__What the task asks__.
For each line below that includes the word "repudiation", make a copy.

Stored data entries
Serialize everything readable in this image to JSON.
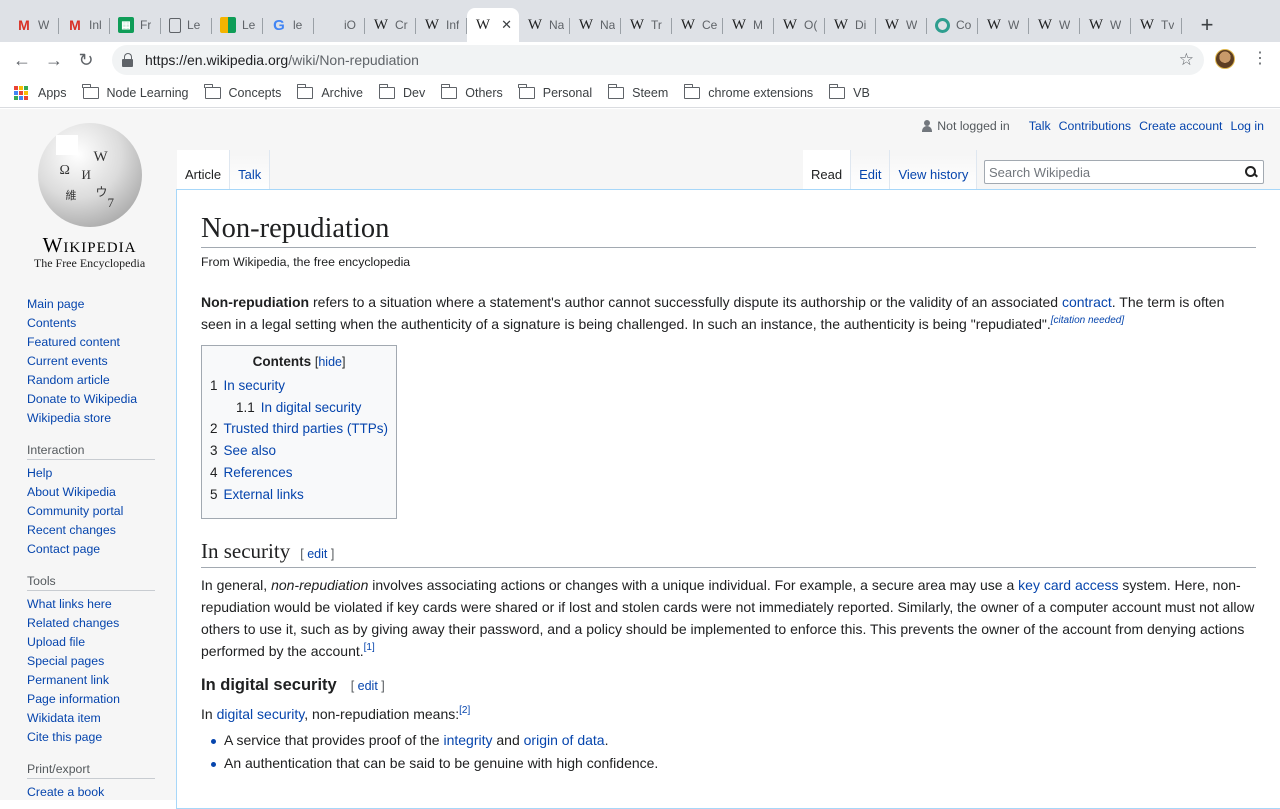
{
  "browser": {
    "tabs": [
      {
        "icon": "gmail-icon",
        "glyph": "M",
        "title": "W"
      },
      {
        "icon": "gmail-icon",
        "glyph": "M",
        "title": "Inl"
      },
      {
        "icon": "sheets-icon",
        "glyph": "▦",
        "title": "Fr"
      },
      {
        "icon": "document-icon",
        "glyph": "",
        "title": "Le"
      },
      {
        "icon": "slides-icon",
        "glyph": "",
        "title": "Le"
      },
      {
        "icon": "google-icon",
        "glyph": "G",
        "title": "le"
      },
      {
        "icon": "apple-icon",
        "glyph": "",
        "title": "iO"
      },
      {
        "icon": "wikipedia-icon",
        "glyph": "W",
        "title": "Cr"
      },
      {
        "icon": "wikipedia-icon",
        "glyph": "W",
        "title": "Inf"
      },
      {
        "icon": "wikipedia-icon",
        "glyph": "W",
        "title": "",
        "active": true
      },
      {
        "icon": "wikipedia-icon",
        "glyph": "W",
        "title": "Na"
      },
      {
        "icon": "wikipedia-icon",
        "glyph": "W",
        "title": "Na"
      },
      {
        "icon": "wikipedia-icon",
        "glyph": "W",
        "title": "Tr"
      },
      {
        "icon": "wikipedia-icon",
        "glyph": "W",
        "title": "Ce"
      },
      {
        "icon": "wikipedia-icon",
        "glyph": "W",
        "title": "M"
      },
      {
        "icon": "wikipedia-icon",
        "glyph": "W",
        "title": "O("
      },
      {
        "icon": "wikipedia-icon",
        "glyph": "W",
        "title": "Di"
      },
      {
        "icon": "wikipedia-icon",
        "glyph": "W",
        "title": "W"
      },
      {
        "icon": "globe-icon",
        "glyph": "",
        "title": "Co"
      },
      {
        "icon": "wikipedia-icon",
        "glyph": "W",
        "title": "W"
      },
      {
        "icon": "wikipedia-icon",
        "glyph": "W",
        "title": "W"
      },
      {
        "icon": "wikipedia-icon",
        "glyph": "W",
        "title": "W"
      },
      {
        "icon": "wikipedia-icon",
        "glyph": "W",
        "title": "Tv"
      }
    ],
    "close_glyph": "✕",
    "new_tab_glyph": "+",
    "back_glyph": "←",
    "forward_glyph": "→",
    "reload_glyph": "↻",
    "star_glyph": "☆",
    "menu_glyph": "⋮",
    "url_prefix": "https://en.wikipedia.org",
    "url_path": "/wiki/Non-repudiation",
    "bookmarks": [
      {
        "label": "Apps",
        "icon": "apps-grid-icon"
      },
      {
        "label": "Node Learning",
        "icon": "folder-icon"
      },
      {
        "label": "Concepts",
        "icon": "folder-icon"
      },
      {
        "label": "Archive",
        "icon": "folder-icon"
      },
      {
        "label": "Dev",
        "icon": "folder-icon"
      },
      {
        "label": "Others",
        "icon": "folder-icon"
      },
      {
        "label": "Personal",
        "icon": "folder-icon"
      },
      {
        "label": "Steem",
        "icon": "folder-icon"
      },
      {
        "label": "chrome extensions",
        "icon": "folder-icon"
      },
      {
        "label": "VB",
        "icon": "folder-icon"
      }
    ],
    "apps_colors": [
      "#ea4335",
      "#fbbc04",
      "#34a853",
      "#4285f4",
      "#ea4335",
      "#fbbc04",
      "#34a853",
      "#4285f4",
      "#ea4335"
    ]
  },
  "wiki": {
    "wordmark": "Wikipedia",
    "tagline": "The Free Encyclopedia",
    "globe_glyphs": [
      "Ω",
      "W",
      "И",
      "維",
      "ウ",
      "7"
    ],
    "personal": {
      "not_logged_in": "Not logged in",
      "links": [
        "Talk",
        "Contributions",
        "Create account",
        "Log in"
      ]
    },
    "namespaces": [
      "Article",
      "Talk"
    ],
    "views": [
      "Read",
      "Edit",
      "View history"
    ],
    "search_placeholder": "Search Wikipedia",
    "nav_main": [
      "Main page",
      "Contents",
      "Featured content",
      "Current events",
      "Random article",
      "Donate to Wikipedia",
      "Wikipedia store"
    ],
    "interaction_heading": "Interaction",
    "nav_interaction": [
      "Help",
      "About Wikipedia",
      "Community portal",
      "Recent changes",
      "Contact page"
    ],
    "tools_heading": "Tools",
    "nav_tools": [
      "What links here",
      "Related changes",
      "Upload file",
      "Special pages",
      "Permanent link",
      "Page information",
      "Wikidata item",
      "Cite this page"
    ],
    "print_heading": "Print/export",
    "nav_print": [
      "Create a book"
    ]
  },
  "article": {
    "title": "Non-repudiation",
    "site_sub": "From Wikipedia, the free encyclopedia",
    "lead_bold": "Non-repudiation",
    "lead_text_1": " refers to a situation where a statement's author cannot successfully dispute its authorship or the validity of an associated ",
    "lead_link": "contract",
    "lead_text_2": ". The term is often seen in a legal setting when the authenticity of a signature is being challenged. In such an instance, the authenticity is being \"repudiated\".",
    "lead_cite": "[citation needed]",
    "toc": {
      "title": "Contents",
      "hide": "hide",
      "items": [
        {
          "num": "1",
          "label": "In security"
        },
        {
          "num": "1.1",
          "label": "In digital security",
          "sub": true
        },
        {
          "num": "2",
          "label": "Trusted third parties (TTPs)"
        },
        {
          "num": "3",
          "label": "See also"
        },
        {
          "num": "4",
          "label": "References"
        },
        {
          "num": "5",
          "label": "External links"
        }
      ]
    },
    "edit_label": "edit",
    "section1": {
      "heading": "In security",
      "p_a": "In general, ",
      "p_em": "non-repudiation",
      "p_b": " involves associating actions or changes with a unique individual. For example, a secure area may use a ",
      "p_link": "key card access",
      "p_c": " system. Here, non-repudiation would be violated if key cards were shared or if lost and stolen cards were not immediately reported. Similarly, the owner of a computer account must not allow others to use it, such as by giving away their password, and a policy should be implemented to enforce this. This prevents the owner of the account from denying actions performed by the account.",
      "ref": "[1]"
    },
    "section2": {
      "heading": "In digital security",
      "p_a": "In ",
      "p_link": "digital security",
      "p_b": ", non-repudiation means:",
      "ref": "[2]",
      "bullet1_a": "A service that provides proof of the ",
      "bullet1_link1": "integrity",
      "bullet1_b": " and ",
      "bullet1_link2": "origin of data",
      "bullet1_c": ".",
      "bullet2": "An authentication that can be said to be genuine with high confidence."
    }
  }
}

__Result of this exercise__.
    "url_path": "/wiki/Non-repudiation",
    "title": "Non-repudiation",
    "lead_bold": "Non-repudiation",
      "p_em": "non-repudiation",
      "p_c": " system. Here, non-repudiation would be violated if key cards were shared or if lost and stolen cards were not immediately reported. Similarly, the owner of a computer account must not allow others to use it, such as by giving away their password, and a policy should be implemented to enforce this. This prevents the owner of the account from denying actions performed by the account.",
      "p_b": ", non-repudiation means:",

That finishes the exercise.